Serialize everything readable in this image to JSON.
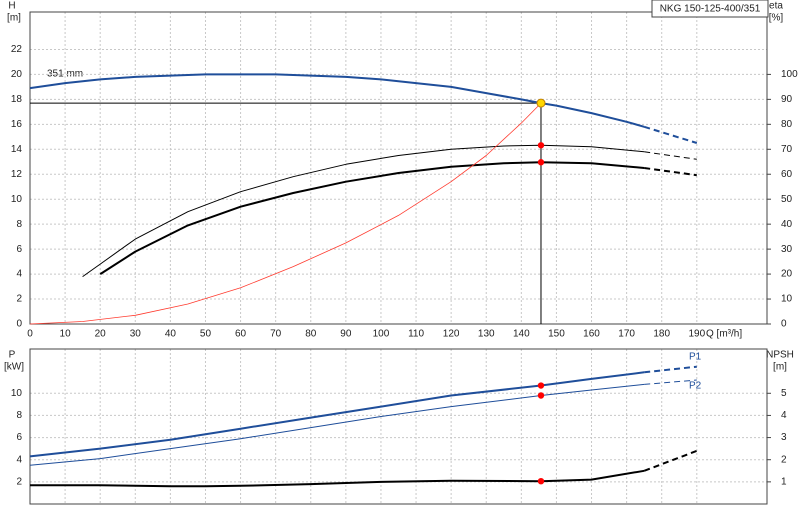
{
  "chart_data": [
    {
      "type": "line",
      "title": "NKG 150-125-400/351",
      "annotation": "351 mm",
      "ylabel": "H",
      "yunit": "[m]",
      "y2label": "eta",
      "y2unit": "[%]",
      "xlabel": "Q [m³/h]",
      "xlim": [
        0,
        210
      ],
      "xticks": [
        0,
        10,
        20,
        30,
        40,
        50,
        60,
        70,
        80,
        90,
        100,
        110,
        120,
        130,
        140,
        150,
        160,
        170,
        180,
        190
      ],
      "ylim": [
        0,
        25
      ],
      "yticks": [
        0,
        2,
        4,
        6,
        8,
        10,
        12,
        14,
        16,
        18,
        20,
        22
      ],
      "y2lim": [
        0,
        125
      ],
      "y2ticks": [
        0,
        10,
        20,
        30,
        40,
        50,
        60,
        70,
        80,
        90,
        100
      ],
      "grid": true,
      "series": [
        {
          "color": "#1f4e9a",
          "line_width": 2,
          "dashed": false,
          "x": [
            0,
            10,
            20,
            30,
            40,
            50,
            60,
            70,
            80,
            90,
            100,
            110,
            120,
            130,
            140,
            145.6,
            150,
            160,
            170,
            175
          ],
          "values": [
            18.9,
            19.3,
            19.6,
            19.8,
            19.9,
            20.0,
            20.0,
            20.0,
            19.9,
            19.8,
            19.6,
            19.3,
            19.0,
            18.5,
            18.0,
            17.7,
            17.5,
            16.9,
            16.2,
            15.8
          ]
        },
        {
          "color": "#1f4e9a",
          "line_width": 2,
          "dashed": true,
          "x": [
            175,
            190
          ],
          "values": [
            15.8,
            14.5
          ]
        },
        {
          "color": "#000000",
          "line_width": 1,
          "dashed": false,
          "axis": "y2",
          "x": [
            15,
            20,
            30,
            45,
            60,
            75,
            90,
            105,
            120,
            135,
            145.6,
            160,
            175
          ],
          "values": [
            19,
            24,
            34,
            45,
            53,
            59,
            64,
            67.5,
            70,
            71.3,
            71.6,
            71,
            69
          ]
        },
        {
          "color": "#000000",
          "line_width": 1,
          "dashed": true,
          "axis": "y2",
          "x": [
            175,
            190
          ],
          "values": [
            69,
            66
          ]
        },
        {
          "color": "#000000",
          "line_width": 2,
          "dashed": false,
          "axis": "y2",
          "x": [
            20,
            30,
            45,
            60,
            75,
            90,
            105,
            120,
            135,
            145.6,
            160,
            175
          ],
          "values": [
            20,
            29,
            39.5,
            47,
            52.5,
            57,
            60.5,
            63,
            64.4,
            64.8,
            64.4,
            62.5
          ]
        },
        {
          "color": "#000000",
          "line_width": 2,
          "dashed": true,
          "axis": "y2",
          "x": [
            175,
            190
          ],
          "values": [
            62.5,
            59.6
          ]
        },
        {
          "color": "#ff3b2f",
          "line_width": 0.8,
          "dashed": false,
          "x": [
            0,
            15,
            30,
            45,
            60,
            75,
            90,
            105,
            120,
            130,
            140,
            145.6
          ],
          "values": [
            0,
            0.2,
            0.7,
            1.6,
            2.9,
            4.6,
            6.5,
            8.7,
            11.4,
            13.5,
            16.1,
            17.7
          ]
        }
      ],
      "markers": [
        {
          "x": 145.6,
          "y": 17.7,
          "color": "#ffd700",
          "crosshair": true
        },
        {
          "x": 145.6,
          "y": 71.6,
          "axis": "y2",
          "color": "#ff0000"
        },
        {
          "x": 145.6,
          "y": 64.8,
          "axis": "y2",
          "color": "#ff0000"
        }
      ]
    },
    {
      "type": "line",
      "ylabel": "P",
      "yunit": "[kW]",
      "y2label": "NPSH",
      "y2unit": "[m]",
      "xlim": [
        0,
        210
      ],
      "ylim": [
        0,
        14
      ],
      "yticks": [
        2,
        4,
        6,
        8,
        10
      ],
      "y2lim": [
        0,
        7
      ],
      "y2ticks": [
        1,
        2,
        3,
        4,
        5
      ],
      "grid": true,
      "series": [
        {
          "name": "P1",
          "color": "#1f4e9a",
          "line_width": 2,
          "dashed": false,
          "x": [
            0,
            20,
            40,
            60,
            80,
            100,
            120,
            145.6,
            160,
            175
          ],
          "values": [
            4.3,
            5.0,
            5.8,
            6.8,
            7.8,
            8.8,
            9.8,
            10.7,
            11.3,
            11.9
          ]
        },
        {
          "color": "#1f4e9a",
          "line_width": 2,
          "dashed": true,
          "x": [
            175,
            190
          ],
          "values": [
            11.9,
            12.4
          ]
        },
        {
          "name": "P2",
          "color": "#1f4e9a",
          "line_width": 1,
          "dashed": false,
          "x": [
            0,
            20,
            40,
            60,
            80,
            100,
            120,
            145.6,
            160,
            175
          ],
          "values": [
            3.5,
            4.1,
            5.0,
            5.9,
            6.9,
            7.9,
            8.8,
            9.8,
            10.3,
            10.8
          ]
        },
        {
          "color": "#1f4e9a",
          "line_width": 1,
          "dashed": true,
          "x": [
            175,
            190
          ],
          "values": [
            10.8,
            11.2
          ]
        },
        {
          "color": "#000000",
          "line_width": 2,
          "dashed": false,
          "axis": "y2",
          "x": [
            0,
            20,
            40,
            50,
            60,
            80,
            100,
            120,
            145.6,
            160,
            175
          ],
          "values": [
            0.85,
            0.85,
            0.8,
            0.8,
            0.82,
            0.9,
            1.0,
            1.05,
            1.03,
            1.1,
            1.5
          ]
        },
        {
          "color": "#000000",
          "line_width": 2,
          "dashed": true,
          "axis": "y2",
          "x": [
            175,
            190
          ],
          "values": [
            1.5,
            2.4
          ]
        }
      ],
      "markers": [
        {
          "x": 145.6,
          "y": 10.7,
          "color": "#ff0000"
        },
        {
          "x": 145.6,
          "y": 9.8,
          "color": "#ff0000"
        },
        {
          "x": 145.6,
          "y": 1.03,
          "axis": "y2",
          "color": "#ff0000"
        }
      ]
    }
  ]
}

-*-*-

Directions for this task
Reproduce the records verbatim, omitting all images they contain.

Problem solution
Serialize everything readable in this image to JSON.
{
  "chart_data": [
    {
      "type": "line",
      "title": "NKG 150-125-400/351",
      "annotation": "351 mm",
      "ylabel": "H",
      "yunit": "[m]",
      "y2label": "eta",
      "y2unit": "[%]",
      "xlabel": "Q [m³/h]",
      "xlim": [
        0,
        210
      ],
      "xticks": [
        0,
        10,
        20,
        30,
        40,
        50,
        60,
        70,
        80,
        90,
        100,
        110,
        120,
        130,
        140,
        150,
        160,
        170,
        180,
        190
      ],
      "ylim": [
        0,
        25
      ],
      "yticks": [
        0,
        2,
        4,
        6,
        8,
        10,
        12,
        14,
        16,
        18,
        20,
        22
      ],
      "y2lim": [
        0,
        125
      ],
      "y2ticks": [
        0,
        10,
        20,
        30,
        40,
        50,
        60,
        70,
        80,
        90,
        100
      ],
      "grid": true,
      "series": [
        {
          "color": "#1f4e9a",
          "line_width": 2,
          "dashed": false,
          "x": [
            0,
            10,
            20,
            30,
            40,
            50,
            60,
            70,
            80,
            90,
            100,
            110,
            120,
            130,
            140,
            145.6,
            150,
            160,
            170,
            175
          ],
          "values": [
            18.9,
            19.3,
            19.6,
            19.8,
            19.9,
            20.0,
            20.0,
            20.0,
            19.9,
            19.8,
            19.6,
            19.3,
            19.0,
            18.5,
            18.0,
            17.7,
            17.5,
            16.9,
            16.2,
            15.8
          ]
        },
        {
          "color": "#1f4e9a",
          "line_width": 2,
          "dashed": true,
          "x": [
            175,
            190
          ],
          "values": [
            15.8,
            14.5
          ]
        },
        {
          "color": "#000000",
          "line_width": 1,
          "dashed": false,
          "axis": "y2",
          "x": [
            15,
            20,
            30,
            45,
            60,
            75,
            90,
            105,
            120,
            135,
            145.6,
            160,
            175
          ],
          "values": [
            19,
            24,
            34,
            45,
            53,
            59,
            64,
            67.5,
            70,
            71.3,
            71.6,
            71,
            69
          ]
        },
        {
          "color": "#000000",
          "line_width": 1,
          "dashed": true,
          "axis": "y2",
          "x": [
            175,
            190
          ],
          "values": [
            69,
            66
          ]
        },
        {
          "color": "#000000",
          "line_width": 2,
          "dashed": false,
          "axis": "y2",
          "x": [
            20,
            30,
            45,
            60,
            75,
            90,
            105,
            120,
            135,
            145.6,
            160,
            175
          ],
          "values": [
            20,
            29,
            39.5,
            47,
            52.5,
            57,
            60.5,
            63,
            64.4,
            64.8,
            64.4,
            62.5
          ]
        },
        {
          "color": "#000000",
          "line_width": 2,
          "dashed": true,
          "axis": "y2",
          "x": [
            175,
            190
          ],
          "values": [
            62.5,
            59.6
          ]
        },
        {
          "color": "#ff3b2f",
          "line_width": 0.8,
          "dashed": false,
          "x": [
            0,
            15,
            30,
            45,
            60,
            75,
            90,
            105,
            120,
            130,
            140,
            145.6
          ],
          "values": [
            0,
            0.2,
            0.7,
            1.6,
            2.9,
            4.6,
            6.5,
            8.7,
            11.4,
            13.5,
            16.1,
            17.7
          ]
        }
      ],
      "markers": [
        {
          "x": 145.6,
          "y": 17.7,
          "color": "#ffd700",
          "crosshair": true
        },
        {
          "x": 145.6,
          "y": 71.6,
          "axis": "y2",
          "color": "#ff0000"
        },
        {
          "x": 145.6,
          "y": 64.8,
          "axis": "y2",
          "color": "#ff0000"
        }
      ]
    },
    {
      "type": "line",
      "ylabel": "P",
      "yunit": "[kW]",
      "y2label": "NPSH",
      "y2unit": "[m]",
      "xlim": [
        0,
        210
      ],
      "ylim": [
        0,
        14
      ],
      "yticks": [
        2,
        4,
        6,
        8,
        10
      ],
      "y2lim": [
        0,
        7
      ],
      "y2ticks": [
        1,
        2,
        3,
        4,
        5
      ],
      "grid": true,
      "series": [
        {
          "name": "P1",
          "color": "#1f4e9a",
          "line_width": 2,
          "dashed": false,
          "x": [
            0,
            20,
            40,
            60,
            80,
            100,
            120,
            145.6,
            160,
            175
          ],
          "values": [
            4.3,
            5.0,
            5.8,
            6.8,
            7.8,
            8.8,
            9.8,
            10.7,
            11.3,
            11.9
          ]
        },
        {
          "color": "#1f4e9a",
          "line_width": 2,
          "dashed": true,
          "x": [
            175,
            190
          ],
          "values": [
            11.9,
            12.4
          ]
        },
        {
          "name": "P2",
          "color": "#1f4e9a",
          "line_width": 1,
          "dashed": false,
          "x": [
            0,
            20,
            40,
            60,
            80,
            100,
            120,
            145.6,
            160,
            175
          ],
          "values": [
            3.5,
            4.1,
            5.0,
            5.9,
            6.9,
            7.9,
            8.8,
            9.8,
            10.3,
            10.8
          ]
        },
        {
          "color": "#1f4e9a",
          "line_width": 1,
          "dashed": true,
          "x": [
            175,
            190
          ],
          "values": [
            10.8,
            11.2
          ]
        },
        {
          "color": "#000000",
          "line_width": 2,
          "dashed": false,
          "axis": "y2",
          "x": [
            0,
            20,
            40,
            50,
            60,
            80,
            100,
            120,
            145.6,
            160,
            175
          ],
          "values": [
            0.85,
            0.85,
            0.8,
            0.8,
            0.82,
            0.9,
            1.0,
            1.05,
            1.03,
            1.1,
            1.5
          ]
        },
        {
          "color": "#000000",
          "line_width": 2,
          "dashed": true,
          "axis": "y2",
          "x": [
            175,
            190
          ],
          "values": [
            1.5,
            2.4
          ]
        }
      ],
      "markers": [
        {
          "x": 145.6,
          "y": 10.7,
          "color": "#ff0000"
        },
        {
          "x": 145.6,
          "y": 9.8,
          "color": "#ff0000"
        },
        {
          "x": 145.6,
          "y": 1.03,
          "axis": "y2",
          "color": "#ff0000"
        }
      ]
    }
  ]
}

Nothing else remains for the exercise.